====== Provided material
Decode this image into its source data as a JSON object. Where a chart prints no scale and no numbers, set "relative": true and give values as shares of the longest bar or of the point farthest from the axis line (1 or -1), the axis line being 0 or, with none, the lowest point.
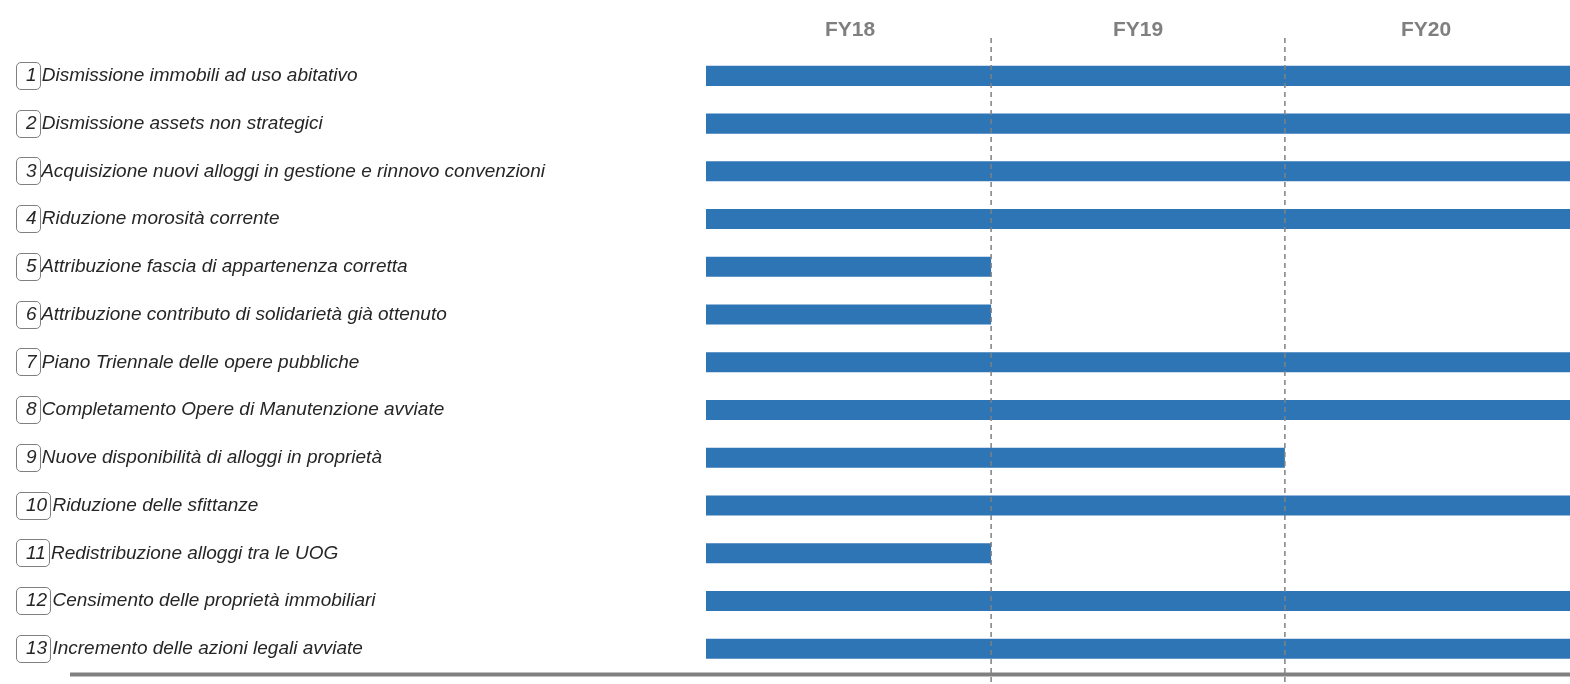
{
  "chart_data": {
    "type": "bar",
    "orientation": "horizontal",
    "categories": [
      "1 Dismissione immobili ad uso abitativo",
      "2 Dismissione assets non strategici",
      "3 Acquisizione nuovi alloggi in gestione e rinnovo convenzioni",
      "4 Riduzione morosità corrente",
      "5 Attribuzione fascia di appartenenza corretta",
      "6 Attribuzione contributo di solidarietà già ottenuto",
      "7 Piano Triennale delle opere pubbliche",
      "8 Completamento Opere di Manutenzione avviate",
      "9 Nuove disponibilità di alloggi in proprietà",
      "10 Riduzione delle sfittanze",
      "11 Redistribuzione alloggi tra le UOG",
      "12 Censimento delle proprietà immobiliari",
      "13 Incremento delle azioni legali avviate"
    ],
    "values": [
      1,
      1,
      1,
      1,
      0.33,
      0.33,
      1,
      1,
      0.67,
      1,
      0.33,
      1,
      1
    ],
    "relative": true,
    "annotations": [
      "FY18",
      "FY19",
      "FY20"
    ],
    "color": "#2e75b6",
    "ref_lines": [
      {
        "axis": "x",
        "value": 0.33,
        "label": null,
        "color": "#808080",
        "line_style": "dashed"
      },
      {
        "axis": "x",
        "value": 0.67,
        "label": null,
        "color": "#808080",
        "line_style": "dashed"
      }
    ],
    "grid": false,
    "legend": false
  }
}
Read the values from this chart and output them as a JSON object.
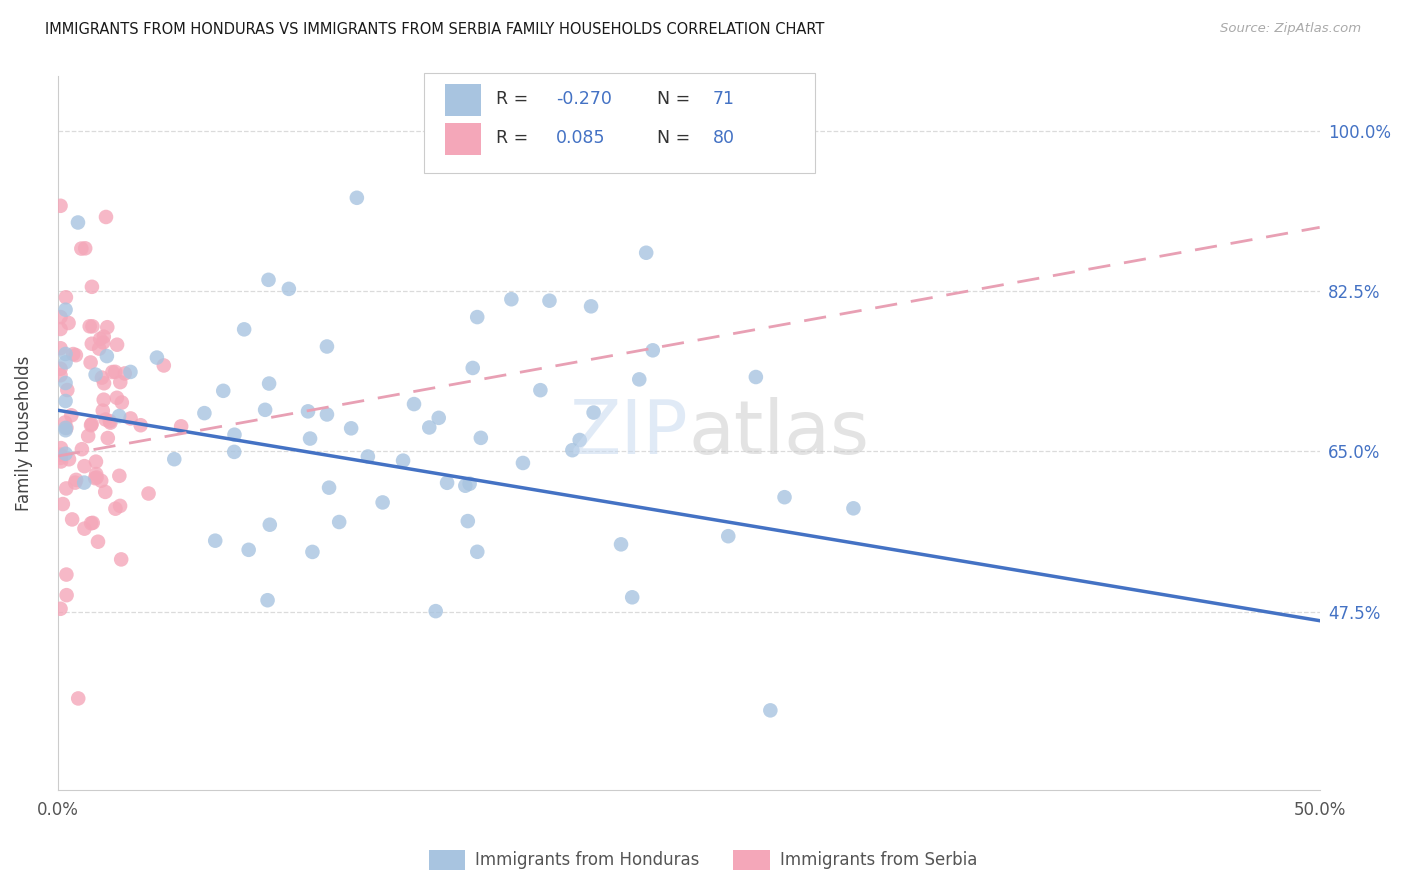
{
  "title": "IMMIGRANTS FROM HONDURAS VS IMMIGRANTS FROM SERBIA FAMILY HOUSEHOLDS CORRELATION CHART",
  "source": "Source: ZipAtlas.com",
  "ylabel": "Family Households",
  "y_tick_labels": [
    "47.5%",
    "65.0%",
    "82.5%",
    "100.0%"
  ],
  "y_tick_values": [
    0.475,
    0.65,
    0.825,
    1.0
  ],
  "x_range": [
    0.0,
    0.5
  ],
  "y_range": [
    0.28,
    1.06
  ],
  "x_ticks": [
    0.0,
    0.1,
    0.2,
    0.3,
    0.4,
    0.5
  ],
  "color_honduras": "#a8c4e0",
  "color_serbia": "#f4a7b9",
  "color_blue_text": "#4472c4",
  "color_trend_blue": "#4472c4",
  "color_trend_pink": "#e8a0b4",
  "background": "#ffffff",
  "grid_color": "#cccccc",
  "title_color": "#1a1a1a",
  "source_color": "#aaaaaa",
  "axis_label_color": "#555555",
  "right_tick_color": "#4472c4",
  "R_honduras": -0.27,
  "N_honduras": 71,
  "R_serbia": 0.085,
  "N_serbia": 80,
  "trend_blue_y0": 0.695,
  "trend_blue_y1": 0.465,
  "trend_pink_y0": 0.645,
  "trend_pink_y1": 0.895
}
============
• **Requirements**
Please retype the entries above word for word, but only from the line containing "Read the values" through the last line, and without the pictures.

• **Solution for this problem**
Read the values from this chart and output them as a JSON object.
{
  "title": "IMMIGRANTS FROM HONDURAS VS IMMIGRANTS FROM SERBIA FAMILY HOUSEHOLDS CORRELATION CHART",
  "source": "Source: ZipAtlas.com",
  "ylabel": "Family Households",
  "y_tick_labels": [
    "47.5%",
    "65.0%",
    "82.5%",
    "100.0%"
  ],
  "y_tick_values": [
    0.475,
    0.65,
    0.825,
    1.0
  ],
  "x_range": [
    0.0,
    0.5
  ],
  "y_range": [
    0.28,
    1.06
  ],
  "x_ticks": [
    0.0,
    0.1,
    0.2,
    0.3,
    0.4,
    0.5
  ],
  "color_honduras": "#a8c4e0",
  "color_serbia": "#f4a7b9",
  "color_blue_text": "#4472c4",
  "color_trend_blue": "#4472c4",
  "color_trend_pink": "#e8a0b4",
  "background": "#ffffff",
  "grid_color": "#cccccc",
  "title_color": "#1a1a1a",
  "source_color": "#aaaaaa",
  "axis_label_color": "#555555",
  "right_tick_color": "#4472c4",
  "R_honduras": -0.27,
  "N_honduras": 71,
  "R_serbia": 0.085,
  "N_serbia": 80,
  "trend_blue_y0": 0.695,
  "trend_blue_y1": 0.465,
  "trend_pink_y0": 0.645,
  "trend_pink_y1": 0.895
}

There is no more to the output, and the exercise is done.